**STATED PROBLEM**
Find how many lines hold the word "Right". Give only the number.

**GIVEN DATA**
####################
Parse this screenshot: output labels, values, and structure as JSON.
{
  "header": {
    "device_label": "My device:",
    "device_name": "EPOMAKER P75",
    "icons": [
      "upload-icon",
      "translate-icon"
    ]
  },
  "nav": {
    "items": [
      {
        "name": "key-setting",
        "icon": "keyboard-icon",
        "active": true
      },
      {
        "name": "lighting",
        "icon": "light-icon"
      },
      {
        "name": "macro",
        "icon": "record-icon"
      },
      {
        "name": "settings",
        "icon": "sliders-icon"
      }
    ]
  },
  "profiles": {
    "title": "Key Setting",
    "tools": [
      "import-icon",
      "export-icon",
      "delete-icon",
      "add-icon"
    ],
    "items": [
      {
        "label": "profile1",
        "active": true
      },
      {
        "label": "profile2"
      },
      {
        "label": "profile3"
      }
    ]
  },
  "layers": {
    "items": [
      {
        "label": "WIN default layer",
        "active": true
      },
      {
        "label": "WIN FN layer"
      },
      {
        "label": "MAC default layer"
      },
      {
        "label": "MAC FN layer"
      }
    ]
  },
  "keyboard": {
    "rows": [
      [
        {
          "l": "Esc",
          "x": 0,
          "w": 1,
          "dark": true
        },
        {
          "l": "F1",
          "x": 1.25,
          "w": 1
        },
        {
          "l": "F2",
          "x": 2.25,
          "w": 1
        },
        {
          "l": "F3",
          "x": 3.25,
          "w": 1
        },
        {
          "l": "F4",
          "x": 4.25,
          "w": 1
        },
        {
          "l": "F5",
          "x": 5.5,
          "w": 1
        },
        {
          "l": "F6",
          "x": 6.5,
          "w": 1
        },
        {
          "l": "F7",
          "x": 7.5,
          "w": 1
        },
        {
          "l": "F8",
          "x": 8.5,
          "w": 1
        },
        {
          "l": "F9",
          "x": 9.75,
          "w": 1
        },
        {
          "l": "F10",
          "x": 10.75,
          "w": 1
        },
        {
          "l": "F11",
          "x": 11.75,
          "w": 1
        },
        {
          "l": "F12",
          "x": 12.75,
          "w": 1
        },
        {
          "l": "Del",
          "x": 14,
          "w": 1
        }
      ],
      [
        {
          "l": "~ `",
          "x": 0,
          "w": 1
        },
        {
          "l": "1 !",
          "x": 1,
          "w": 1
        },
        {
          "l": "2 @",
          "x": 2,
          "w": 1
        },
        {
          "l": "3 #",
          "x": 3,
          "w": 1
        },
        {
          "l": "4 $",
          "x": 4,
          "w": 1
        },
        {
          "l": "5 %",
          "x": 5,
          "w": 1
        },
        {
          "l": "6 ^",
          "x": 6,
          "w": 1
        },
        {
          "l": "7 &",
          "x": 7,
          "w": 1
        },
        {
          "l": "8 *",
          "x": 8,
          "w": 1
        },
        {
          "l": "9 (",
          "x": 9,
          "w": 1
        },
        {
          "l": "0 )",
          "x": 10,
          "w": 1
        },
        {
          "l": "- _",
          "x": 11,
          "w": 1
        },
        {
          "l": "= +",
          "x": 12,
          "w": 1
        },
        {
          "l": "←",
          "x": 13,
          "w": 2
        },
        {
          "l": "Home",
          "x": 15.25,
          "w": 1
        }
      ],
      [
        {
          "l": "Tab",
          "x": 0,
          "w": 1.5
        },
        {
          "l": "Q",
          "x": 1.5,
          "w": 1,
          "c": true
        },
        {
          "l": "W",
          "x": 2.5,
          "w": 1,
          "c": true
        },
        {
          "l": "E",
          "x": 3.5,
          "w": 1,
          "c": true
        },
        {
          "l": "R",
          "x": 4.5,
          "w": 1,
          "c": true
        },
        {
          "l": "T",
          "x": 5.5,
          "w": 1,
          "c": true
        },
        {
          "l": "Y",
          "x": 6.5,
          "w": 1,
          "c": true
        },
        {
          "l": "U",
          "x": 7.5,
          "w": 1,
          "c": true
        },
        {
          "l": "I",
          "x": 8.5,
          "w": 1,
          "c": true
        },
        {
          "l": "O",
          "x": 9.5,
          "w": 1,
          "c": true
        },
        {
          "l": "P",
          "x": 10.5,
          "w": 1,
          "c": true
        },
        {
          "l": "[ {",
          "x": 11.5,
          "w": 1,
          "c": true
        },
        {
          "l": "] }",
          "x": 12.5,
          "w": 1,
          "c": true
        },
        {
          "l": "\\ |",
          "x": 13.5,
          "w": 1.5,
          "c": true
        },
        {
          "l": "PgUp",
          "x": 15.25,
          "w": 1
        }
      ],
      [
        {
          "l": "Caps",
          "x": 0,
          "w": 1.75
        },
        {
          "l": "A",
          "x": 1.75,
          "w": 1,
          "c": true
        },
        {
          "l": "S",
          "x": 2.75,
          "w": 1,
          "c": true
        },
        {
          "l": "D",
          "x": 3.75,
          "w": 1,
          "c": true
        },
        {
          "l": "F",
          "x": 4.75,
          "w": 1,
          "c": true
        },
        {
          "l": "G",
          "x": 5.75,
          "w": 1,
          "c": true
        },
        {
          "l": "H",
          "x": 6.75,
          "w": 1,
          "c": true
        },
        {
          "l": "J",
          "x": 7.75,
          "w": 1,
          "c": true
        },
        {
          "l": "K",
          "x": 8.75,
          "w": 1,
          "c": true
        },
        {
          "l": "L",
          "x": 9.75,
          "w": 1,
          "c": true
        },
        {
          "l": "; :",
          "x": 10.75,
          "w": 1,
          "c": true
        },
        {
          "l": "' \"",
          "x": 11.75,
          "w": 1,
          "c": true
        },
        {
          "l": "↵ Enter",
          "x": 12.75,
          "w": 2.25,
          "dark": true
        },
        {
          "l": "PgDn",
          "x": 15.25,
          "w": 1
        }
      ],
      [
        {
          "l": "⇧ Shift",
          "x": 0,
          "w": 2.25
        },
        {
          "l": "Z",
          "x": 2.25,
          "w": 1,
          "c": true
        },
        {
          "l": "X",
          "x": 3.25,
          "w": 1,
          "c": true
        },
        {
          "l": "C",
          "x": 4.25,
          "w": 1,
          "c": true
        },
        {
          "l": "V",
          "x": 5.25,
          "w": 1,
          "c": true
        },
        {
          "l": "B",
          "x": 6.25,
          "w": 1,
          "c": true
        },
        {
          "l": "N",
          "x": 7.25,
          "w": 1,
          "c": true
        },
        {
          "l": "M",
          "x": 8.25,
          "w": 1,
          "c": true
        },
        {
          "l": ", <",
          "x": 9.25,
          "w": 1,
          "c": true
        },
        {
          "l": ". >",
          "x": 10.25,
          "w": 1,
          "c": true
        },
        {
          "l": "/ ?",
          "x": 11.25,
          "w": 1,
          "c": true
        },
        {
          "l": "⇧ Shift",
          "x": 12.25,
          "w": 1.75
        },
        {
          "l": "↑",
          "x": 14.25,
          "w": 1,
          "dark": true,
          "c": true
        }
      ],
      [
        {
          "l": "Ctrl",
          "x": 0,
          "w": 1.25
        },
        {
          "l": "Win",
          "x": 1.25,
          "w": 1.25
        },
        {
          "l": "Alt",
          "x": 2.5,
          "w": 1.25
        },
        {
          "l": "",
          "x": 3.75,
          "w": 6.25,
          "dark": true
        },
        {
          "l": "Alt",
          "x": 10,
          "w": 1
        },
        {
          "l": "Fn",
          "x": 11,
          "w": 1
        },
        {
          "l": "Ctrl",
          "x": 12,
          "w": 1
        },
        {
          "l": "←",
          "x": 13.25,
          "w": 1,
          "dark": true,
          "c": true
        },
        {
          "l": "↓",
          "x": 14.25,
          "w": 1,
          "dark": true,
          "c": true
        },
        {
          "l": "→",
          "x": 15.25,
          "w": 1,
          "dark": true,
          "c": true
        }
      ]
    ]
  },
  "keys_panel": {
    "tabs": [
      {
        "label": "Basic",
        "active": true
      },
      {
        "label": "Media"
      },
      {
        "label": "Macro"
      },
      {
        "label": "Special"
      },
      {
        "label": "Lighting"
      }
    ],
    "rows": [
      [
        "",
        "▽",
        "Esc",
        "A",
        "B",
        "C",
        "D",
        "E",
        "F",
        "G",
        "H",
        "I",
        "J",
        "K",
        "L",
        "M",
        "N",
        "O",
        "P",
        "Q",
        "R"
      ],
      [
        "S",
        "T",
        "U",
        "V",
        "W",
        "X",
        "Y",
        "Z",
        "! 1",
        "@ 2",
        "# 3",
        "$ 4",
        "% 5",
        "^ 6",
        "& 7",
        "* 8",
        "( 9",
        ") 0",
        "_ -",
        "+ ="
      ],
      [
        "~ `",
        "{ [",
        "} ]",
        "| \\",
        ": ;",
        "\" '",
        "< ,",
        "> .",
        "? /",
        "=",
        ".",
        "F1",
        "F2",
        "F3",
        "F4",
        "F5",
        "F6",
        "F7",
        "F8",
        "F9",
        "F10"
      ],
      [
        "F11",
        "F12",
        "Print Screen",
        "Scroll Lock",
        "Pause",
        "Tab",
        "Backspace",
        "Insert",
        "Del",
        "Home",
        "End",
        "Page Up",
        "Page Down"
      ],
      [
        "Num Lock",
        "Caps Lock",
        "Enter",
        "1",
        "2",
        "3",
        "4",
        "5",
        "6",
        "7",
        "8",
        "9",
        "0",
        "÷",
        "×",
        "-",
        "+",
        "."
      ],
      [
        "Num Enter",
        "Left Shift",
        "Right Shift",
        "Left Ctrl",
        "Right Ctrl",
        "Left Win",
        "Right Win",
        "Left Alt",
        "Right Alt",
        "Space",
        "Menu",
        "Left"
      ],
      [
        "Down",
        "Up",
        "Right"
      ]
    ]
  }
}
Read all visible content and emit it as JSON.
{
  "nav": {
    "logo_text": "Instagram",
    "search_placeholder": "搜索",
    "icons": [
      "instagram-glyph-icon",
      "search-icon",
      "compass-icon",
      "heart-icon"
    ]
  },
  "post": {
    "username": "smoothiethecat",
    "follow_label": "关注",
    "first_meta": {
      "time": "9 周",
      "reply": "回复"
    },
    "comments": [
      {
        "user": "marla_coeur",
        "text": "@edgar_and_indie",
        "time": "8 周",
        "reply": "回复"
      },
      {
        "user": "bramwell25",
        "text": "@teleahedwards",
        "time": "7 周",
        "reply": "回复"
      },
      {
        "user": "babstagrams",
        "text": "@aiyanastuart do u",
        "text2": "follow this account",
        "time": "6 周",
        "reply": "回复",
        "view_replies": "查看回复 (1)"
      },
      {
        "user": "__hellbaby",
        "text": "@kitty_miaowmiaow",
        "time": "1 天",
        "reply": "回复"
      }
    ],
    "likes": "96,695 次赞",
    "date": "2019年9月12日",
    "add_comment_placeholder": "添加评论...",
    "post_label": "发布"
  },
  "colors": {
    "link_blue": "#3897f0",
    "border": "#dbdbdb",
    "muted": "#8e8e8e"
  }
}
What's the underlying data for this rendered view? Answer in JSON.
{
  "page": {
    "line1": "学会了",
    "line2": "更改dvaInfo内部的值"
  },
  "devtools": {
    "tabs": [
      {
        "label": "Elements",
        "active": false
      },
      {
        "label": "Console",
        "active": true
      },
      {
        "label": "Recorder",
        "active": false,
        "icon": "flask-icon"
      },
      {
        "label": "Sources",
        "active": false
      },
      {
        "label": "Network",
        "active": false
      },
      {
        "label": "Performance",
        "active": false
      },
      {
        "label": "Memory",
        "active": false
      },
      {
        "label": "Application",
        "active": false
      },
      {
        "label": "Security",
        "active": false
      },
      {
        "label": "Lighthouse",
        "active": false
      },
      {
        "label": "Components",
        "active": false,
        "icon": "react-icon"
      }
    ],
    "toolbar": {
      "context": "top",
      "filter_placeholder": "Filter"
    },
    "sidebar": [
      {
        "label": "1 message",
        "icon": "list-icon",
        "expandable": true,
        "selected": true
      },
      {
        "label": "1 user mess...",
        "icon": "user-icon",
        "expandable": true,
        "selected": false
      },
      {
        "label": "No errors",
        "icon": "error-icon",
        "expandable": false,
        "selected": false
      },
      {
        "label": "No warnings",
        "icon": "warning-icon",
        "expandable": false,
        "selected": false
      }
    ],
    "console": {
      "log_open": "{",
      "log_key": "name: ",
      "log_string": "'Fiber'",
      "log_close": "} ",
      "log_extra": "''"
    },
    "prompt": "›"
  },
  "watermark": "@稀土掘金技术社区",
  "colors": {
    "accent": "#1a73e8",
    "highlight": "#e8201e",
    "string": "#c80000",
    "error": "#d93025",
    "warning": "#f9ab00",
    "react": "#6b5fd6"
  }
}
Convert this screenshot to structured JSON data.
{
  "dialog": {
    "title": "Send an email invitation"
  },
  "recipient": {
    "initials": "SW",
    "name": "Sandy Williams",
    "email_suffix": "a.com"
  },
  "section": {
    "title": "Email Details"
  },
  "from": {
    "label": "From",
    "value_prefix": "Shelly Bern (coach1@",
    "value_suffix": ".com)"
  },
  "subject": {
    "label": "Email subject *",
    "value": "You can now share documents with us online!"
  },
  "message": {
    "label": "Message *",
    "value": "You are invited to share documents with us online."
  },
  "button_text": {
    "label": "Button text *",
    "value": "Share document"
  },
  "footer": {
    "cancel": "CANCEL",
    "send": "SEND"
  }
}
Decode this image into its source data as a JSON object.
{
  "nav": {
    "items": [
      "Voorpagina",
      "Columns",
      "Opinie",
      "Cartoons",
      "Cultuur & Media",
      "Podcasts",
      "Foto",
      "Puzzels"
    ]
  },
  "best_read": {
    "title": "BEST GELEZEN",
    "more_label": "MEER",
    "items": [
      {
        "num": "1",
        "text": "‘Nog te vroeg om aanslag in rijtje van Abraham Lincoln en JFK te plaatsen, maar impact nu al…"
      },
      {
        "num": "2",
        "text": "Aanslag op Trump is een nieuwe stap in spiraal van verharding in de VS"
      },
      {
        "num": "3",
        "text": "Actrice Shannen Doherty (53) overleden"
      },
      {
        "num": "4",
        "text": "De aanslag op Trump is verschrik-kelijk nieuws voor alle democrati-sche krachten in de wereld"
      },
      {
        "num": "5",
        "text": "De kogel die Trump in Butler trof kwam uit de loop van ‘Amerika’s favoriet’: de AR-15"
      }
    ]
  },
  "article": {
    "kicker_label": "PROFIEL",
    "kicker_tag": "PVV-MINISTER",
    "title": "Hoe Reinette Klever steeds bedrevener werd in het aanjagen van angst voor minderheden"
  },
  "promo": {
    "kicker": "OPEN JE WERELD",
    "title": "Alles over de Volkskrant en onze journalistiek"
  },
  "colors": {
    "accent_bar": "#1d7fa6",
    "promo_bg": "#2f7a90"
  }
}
####################
**CORRECT OUTPUT**
5